WHAT NEEDS TO BE DONE
Would you write out the entries below, every one of them, exactly?

ROWS

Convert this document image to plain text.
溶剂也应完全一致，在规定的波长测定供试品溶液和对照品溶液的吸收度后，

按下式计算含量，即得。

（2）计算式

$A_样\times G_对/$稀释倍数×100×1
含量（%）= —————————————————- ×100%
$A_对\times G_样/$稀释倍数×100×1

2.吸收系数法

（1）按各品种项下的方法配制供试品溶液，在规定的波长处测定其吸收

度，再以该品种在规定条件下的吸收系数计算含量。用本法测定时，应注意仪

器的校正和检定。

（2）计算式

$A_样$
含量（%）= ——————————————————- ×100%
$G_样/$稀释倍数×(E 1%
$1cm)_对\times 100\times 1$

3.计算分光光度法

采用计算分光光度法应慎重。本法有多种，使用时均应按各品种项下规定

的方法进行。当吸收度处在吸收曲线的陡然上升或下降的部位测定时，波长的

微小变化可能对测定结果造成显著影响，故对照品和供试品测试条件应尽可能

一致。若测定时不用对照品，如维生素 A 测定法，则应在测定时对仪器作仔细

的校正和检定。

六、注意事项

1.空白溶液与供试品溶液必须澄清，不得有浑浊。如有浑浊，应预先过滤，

THE RESPONSE
Convert this document image to plain text.
溶剂也应完全一致，在规定的波长测定供试品溶液和对照品溶液的吸收度后，

按下式计算含量，即得。

（2）计算式

$A_样\times G_对/$稀释倍数×100×1
含量（%）= —————————————————- ×100%
$A_对\times G_样/$稀释倍数×100×1

2.吸收系数法

（1）按各品种项下的方法配制供试品溶液，在规定的波长处测定其吸收

度，再以该品种在规定条件下的吸收系数计算含量。用本法测定时，应注意仪

器的校正和检定。

（2）计算式

$A_样$
含量（%）= ——————————————————- ×100%
$G_样/$稀释倍数×(E 1%
$1cm)_对\times 100\times 1$

3.计算分光光度法

采用计算分光光度法应慎重。本法有多种，使用时均应按各品种项下规定

的方法进行。当吸收度处在吸收曲线的陡然上升或下降的部位测定时，波长的

微小变化可能对测定结果造成显著影响，故对照品和供试品测试条件应尽可能

一致。若测定时不用对照品，如维生素 A 测定法，则应在测定时对仪器作仔细

的校正和检定。

六、注意事项

1.空白溶液与供试品溶液必须澄清，不得有浑浊。如有浑浊，应预先过滤，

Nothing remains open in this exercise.